* RECORDS FOR PROCESSING
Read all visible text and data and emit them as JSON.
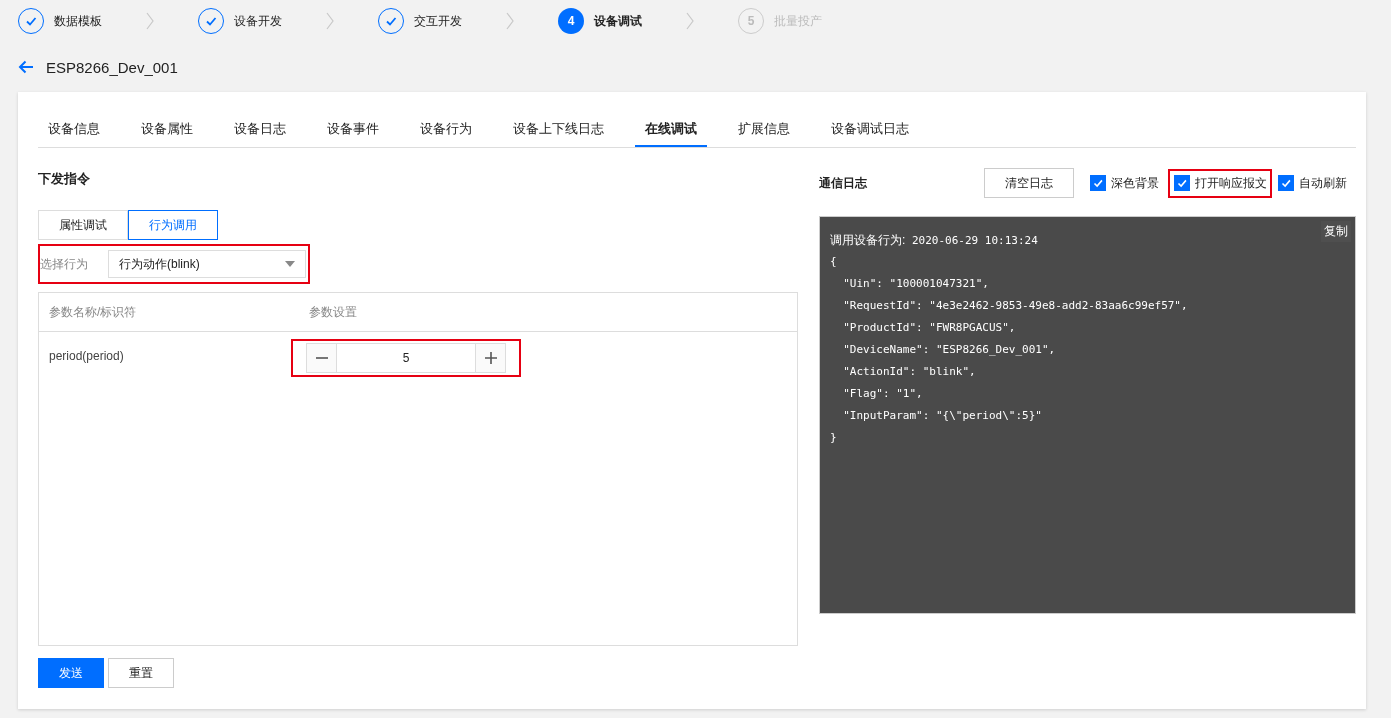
{
  "steps": [
    {
      "label": "数据模板",
      "kind": "done"
    },
    {
      "label": "设备开发",
      "kind": "done"
    },
    {
      "label": "交互开发",
      "kind": "done"
    },
    {
      "number": "4",
      "label": "设备调试",
      "kind": "current"
    },
    {
      "number": "5",
      "label": "批量投产",
      "kind": "pending"
    }
  ],
  "device_title": "ESP8266_Dev_001",
  "tabs": [
    {
      "label": "设备信息",
      "selected": false
    },
    {
      "label": "设备属性",
      "selected": false
    },
    {
      "label": "设备日志",
      "selected": false
    },
    {
      "label": "设备事件",
      "selected": false
    },
    {
      "label": "设备行为",
      "selected": false
    },
    {
      "label": "设备上下线日志",
      "selected": false
    },
    {
      "label": "在线调试",
      "selected": true
    },
    {
      "label": "扩展信息",
      "selected": false
    },
    {
      "label": "设备调试日志",
      "selected": false
    }
  ],
  "command_panel": {
    "title": "下发指令",
    "mode_tabs": [
      {
        "label": "属性调试",
        "selected": false
      },
      {
        "label": "行为调用",
        "selected": true
      }
    ],
    "action_select": {
      "label": "选择行为",
      "value": "行为动作(blink)",
      "highlighted": true
    },
    "param_table": {
      "columns": [
        "参数名称/标识符",
        "参数设置"
      ],
      "rows": [
        {
          "name": "period(period)",
          "value": "5",
          "highlighted": true
        }
      ]
    },
    "buttons": [
      {
        "label": "发送",
        "kind": "primary"
      },
      {
        "label": "重置",
        "kind": "default"
      }
    ]
  },
  "log_panel": {
    "title": "通信日志",
    "clear_button": "清空日志",
    "options": [
      {
        "label": "深色背景",
        "checked": true,
        "highlighted": false
      },
      {
        "label": "打开响应报文",
        "checked": true,
        "highlighted": true
      },
      {
        "label": "自动刷新",
        "checked": true,
        "highlighted": false
      }
    ],
    "copy_button": "复制",
    "header_label": "调用设备行为:",
    "header_time": "2020-06-29 10:13:24",
    "lines": [
      "{",
      "  \"Uin\": \"100001047321\",",
      "  \"RequestId\": \"4e3e2462-9853-49e8-add2-83aa6c99ef57\",",
      "  \"ProductId\": \"FWR8PGACUS\",",
      "  \"DeviceName\": \"ESP8266_Dev_001\",",
      "  \"ActionId\": \"blink\",",
      "  \"Flag\": \"1\",",
      "  \"InputParam\": \"{\\\"period\\\":5}\"",
      "}"
    ]
  }
}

* DIRECTION
Write the material out again exactly as it appears, dropping the pictures.

* EXERCISE RESPONSE
Read all visible text and data and emit them as JSON.
{
  "steps": [
    {
      "label": "数据模板",
      "kind": "done"
    },
    {
      "label": "设备开发",
      "kind": "done"
    },
    {
      "label": "交互开发",
      "kind": "done"
    },
    {
      "number": "4",
      "label": "设备调试",
      "kind": "current"
    },
    {
      "number": "5",
      "label": "批量投产",
      "kind": "pending"
    }
  ],
  "device_title": "ESP8266_Dev_001",
  "tabs": [
    {
      "label": "设备信息",
      "selected": false
    },
    {
      "label": "设备属性",
      "selected": false
    },
    {
      "label": "设备日志",
      "selected": false
    },
    {
      "label": "设备事件",
      "selected": false
    },
    {
      "label": "设备行为",
      "selected": false
    },
    {
      "label": "设备上下线日志",
      "selected": false
    },
    {
      "label": "在线调试",
      "selected": true
    },
    {
      "label": "扩展信息",
      "selected": false
    },
    {
      "label": "设备调试日志",
      "selected": false
    }
  ],
  "command_panel": {
    "title": "下发指令",
    "mode_tabs": [
      {
        "label": "属性调试",
        "selected": false
      },
      {
        "label": "行为调用",
        "selected": true
      }
    ],
    "action_select": {
      "label": "选择行为",
      "value": "行为动作(blink)",
      "highlighted": true
    },
    "param_table": {
      "columns": [
        "参数名称/标识符",
        "参数设置"
      ],
      "rows": [
        {
          "name": "period(period)",
          "value": "5",
          "highlighted": true
        }
      ]
    },
    "buttons": [
      {
        "label": "发送",
        "kind": "primary"
      },
      {
        "label": "重置",
        "kind": "default"
      }
    ]
  },
  "log_panel": {
    "title": "通信日志",
    "clear_button": "清空日志",
    "options": [
      {
        "label": "深色背景",
        "checked": true,
        "highlighted": false
      },
      {
        "label": "打开响应报文",
        "checked": true,
        "highlighted": true
      },
      {
        "label": "自动刷新",
        "checked": true,
        "highlighted": false
      }
    ],
    "copy_button": "复制",
    "header_label": "调用设备行为:",
    "header_time": "2020-06-29 10:13:24",
    "lines": [
      "{",
      "  \"Uin\": \"100001047321\",",
      "  \"RequestId\": \"4e3e2462-9853-49e8-add2-83aa6c99ef57\",",
      "  \"ProductId\": \"FWR8PGACUS\",",
      "  \"DeviceName\": \"ESP8266_Dev_001\",",
      "  \"ActionId\": \"blink\",",
      "  \"Flag\": \"1\",",
      "  \"InputParam\": \"{\\\"period\\\":5}\"",
      "}"
    ]
  }
}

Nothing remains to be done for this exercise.